Requirement> Exactly reproduce each line of the listing that follows.

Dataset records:
------------------------------------

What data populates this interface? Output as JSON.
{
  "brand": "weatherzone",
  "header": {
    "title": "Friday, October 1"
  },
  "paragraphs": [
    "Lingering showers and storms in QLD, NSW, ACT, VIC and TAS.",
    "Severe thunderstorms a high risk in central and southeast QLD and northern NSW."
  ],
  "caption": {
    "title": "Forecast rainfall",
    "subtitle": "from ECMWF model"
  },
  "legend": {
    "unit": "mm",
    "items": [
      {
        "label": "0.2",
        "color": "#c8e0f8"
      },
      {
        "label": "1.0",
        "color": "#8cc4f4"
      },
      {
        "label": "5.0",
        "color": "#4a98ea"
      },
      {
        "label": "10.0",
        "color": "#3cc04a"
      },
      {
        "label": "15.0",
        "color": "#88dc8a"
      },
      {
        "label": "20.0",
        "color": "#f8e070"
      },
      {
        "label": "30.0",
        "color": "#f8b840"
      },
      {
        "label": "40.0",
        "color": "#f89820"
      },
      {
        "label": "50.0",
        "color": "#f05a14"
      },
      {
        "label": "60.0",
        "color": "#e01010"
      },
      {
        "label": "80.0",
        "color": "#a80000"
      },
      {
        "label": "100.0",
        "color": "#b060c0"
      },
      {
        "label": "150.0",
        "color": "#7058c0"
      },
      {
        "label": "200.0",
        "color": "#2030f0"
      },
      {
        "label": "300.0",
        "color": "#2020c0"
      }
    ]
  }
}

------------------------------------

Task output>
What data populates this interface? Output as JSON.
{
  "brand": "weatherzone",
  "header": {
    "title": "Friday, October 1"
  },
  "paragraphs": [
    "Lingering showers and storms in QLD, NSW, ACT, VIC and TAS.",
    "Severe thunderstorms a high risk in central and southeast QLD and northern NSW."
  ],
  "caption": {
    "title": "Forecast rainfall",
    "subtitle": "from ECMWF model"
  },
  "legend": {
    "unit": "mm",
    "items": [
      {
        "label": "0.2",
        "color": "#c8e0f8"
      },
      {
        "label": "1.0",
        "color": "#8cc4f4"
      },
      {
        "label": "5.0",
        "color": "#4a98ea"
      },
      {
        "label": "10.0",
        "color": "#3cc04a"
      },
      {
        "label": "15.0",
        "color": "#88dc8a"
      },
      {
        "label": "20.0",
        "color": "#f8e070"
      },
      {
        "label": "30.0",
        "color": "#f8b840"
      },
      {
        "label": "40.0",
        "color": "#f89820"
      },
      {
        "label": "50.0",
        "color": "#f05a14"
      },
      {
        "label": "60.0",
        "color": "#e01010"
      },
      {
        "label": "80.0",
        "color": "#a80000"
      },
      {
        "label": "100.0",
        "color": "#b060c0"
      },
      {
        "label": "150.0",
        "color": "#7058c0"
      },
      {
        "label": "200.0",
        "color": "#2030f0"
      },
      {
        "label": "300.0",
        "color": "#2020c0"
      }
    ]
  }
}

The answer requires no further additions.